**YOUR OBJECTIVE:** Copy each line below in which the word "this" occurs.

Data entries
# # #

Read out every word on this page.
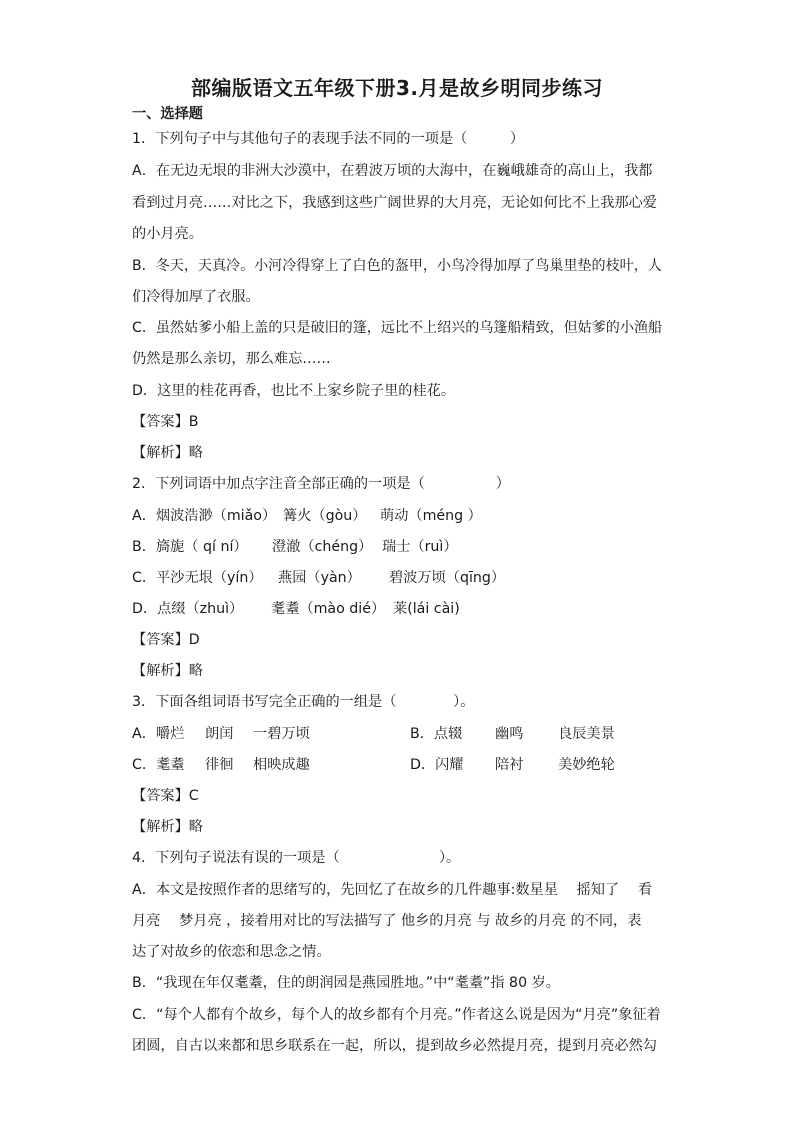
部编版语文五年级下册3.月是故乡明同步练习
一、选择题
1．下列句子中与其他句子的表现手法不同的一项是（　　　）
A．在无边无垠的非洲大沙漠中，在碧波万顷的大海中，在巍峨雄奇的高山上，我都
看到过月亮……对比之下，我感到这些广阔世界的大月亮，无论如何比不上我那心爱
的小月亮。
B．冬天，天真冷。小河冷得穿上了白色的盔甲，小鸟冷得加厚了鸟巢里垫的枝叶，人
们冷得加厚了衣服。
C．虽然姑爹小船上盖的只是破旧的篷，远比不上绍兴的乌篷船精致，但姑爹的小渔船
仍然是那么亲切，那么难忘……
D．这里的桂花再香，也比不上家乡院子里的桂花。
【答案】B
【解析】略
2．下列词语中加点字注音全部正确的一项是（　　　　　）
A．烟波浩渺（miǎo） 篝火（gòu） 萌动（méng ）
B．旖旎（ qí ní） 澄澈（chéng） 瑞士（ruì）
C．平沙无垠（yín） 燕园（yàn） 碧波万顷（qīng）
D．点缀（zhuì） 耄耋（mào dié） 莱(lái cài)
【答案】D
【解析】略
3．下面各组词语书写完全正确的一组是（　　　　）。
A．嚼烂 朗闰 一碧万顷	B．点辍 幽鸣 良辰美景
C．耄耋 徘徊 相映成趣	D．闪耀 陪衬 美妙绝轮
【答案】C
【解析】略
4．下列句子说法有误的一项是（　　　　　　　）。
A．本文是按照作者的思绪写的，先回忆了在故乡的几件趣事:数星星　 摇知了　 看
月亮　 梦月亮 ，接着用对比的写法描写了 他乡的月亮 与 故乡的月亮 的不同，表
达了对故乡的依恋和思念之情。
B．“我现在年仅耄耋，住的朗润园是燕园胜地。”中“耄耋”指 80 岁。
C．“每个人都有个故乡，每个人的故乡都有个月亮。”作者这么说是因为“月亮”象征着
团圆，自古以来都和思乡联系在一起，所以，提到故乡必然提月亮，提到月亮必然勾
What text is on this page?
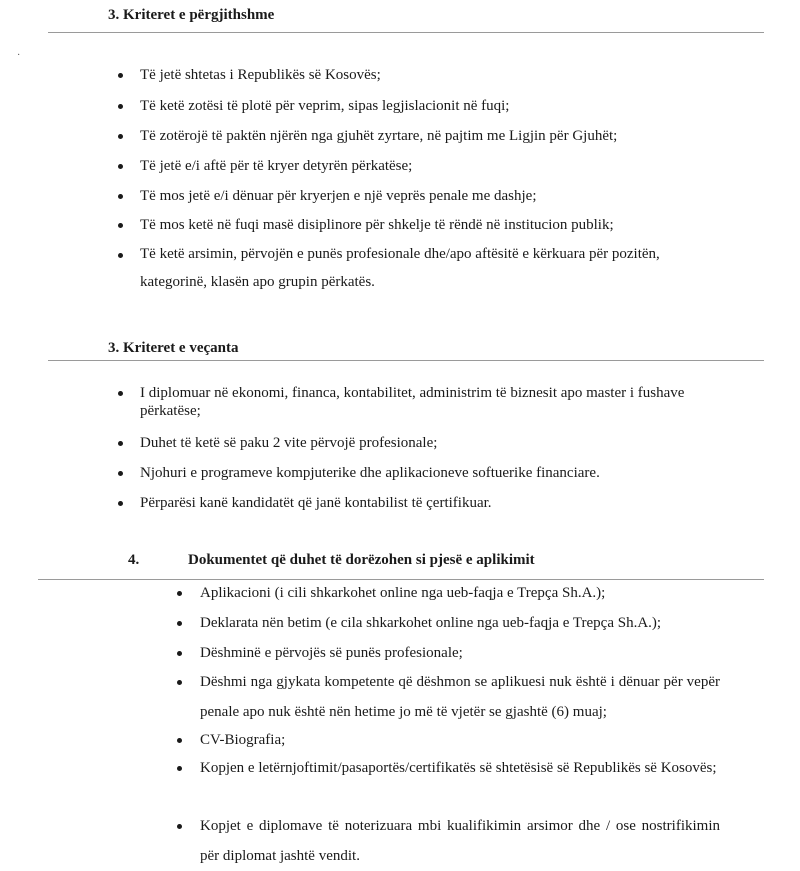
3. Kriteret e përgjithshme
·
Të jetë shtetas i Republikës së Kosovës;
Të ketë zotësi të plotë për veprim, sipas legjislacionit në fuqi;
Të zotërojë të paktën njërën nga gjuhët zyrtare, në pajtim me Ligjin për Gjuhët;
Të jetë e/i aftë për të kryer detyrën përkatëse;
Të mos jetë e/i dënuar për kryerjen e një veprës penale me dashje;
Të mos ketë në fuqi masë disiplinore për shkelje të rëndë në institucion publik;
Të ketë arsimin, përvojën e punës profesionale dhe/apo aftësitë e kërkuara për pozitën, kategorinë, klasën apo grupin përkatës.
3. Kriteret e veçanta
I diplomuar në ekonomi, financa, kontabilitet, administrim të biznesit apo master i fushave përkatëse;
Duhet të ketë së paku 2 vite përvojë profesionale;
Njohuri e programeve kompjuterike dhe aplikacioneve softuerike financiare.
Përparësi kanë kandidatët që janë kontabilist të çertifikuar.
4.	Dokumentet që duhet të dorëzohen si pjesë e aplikimit
Aplikacioni (i cili shkarkohet online nga ueb-faqja e Trepça Sh.A.);
Deklarata nën betim (e cila shkarkohet online nga ueb-faqja e Trepça Sh.A.);
Dëshminë e përvojës së punës profesionale;
Dëshmi nga gjykata kompetente që dëshmon se aplikuesi nuk është i dënuar për vepër penale apo nuk është nën hetime jo më të vjetër se gjashtë (6) muaj;
CV-Biografia;
Kopjen e letërnjoftimit/pasaportës/certifikatës së shtetësisë së Republikës së Kosovës;
Kopjet e diplomave të noterizuara mbi kualifikimin arsimor dhe / ose nostrifikimin për diplomat jashtë vendit.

# # #

**TASK OUTPUT:**
Read out every word on this page.
What text is on this page?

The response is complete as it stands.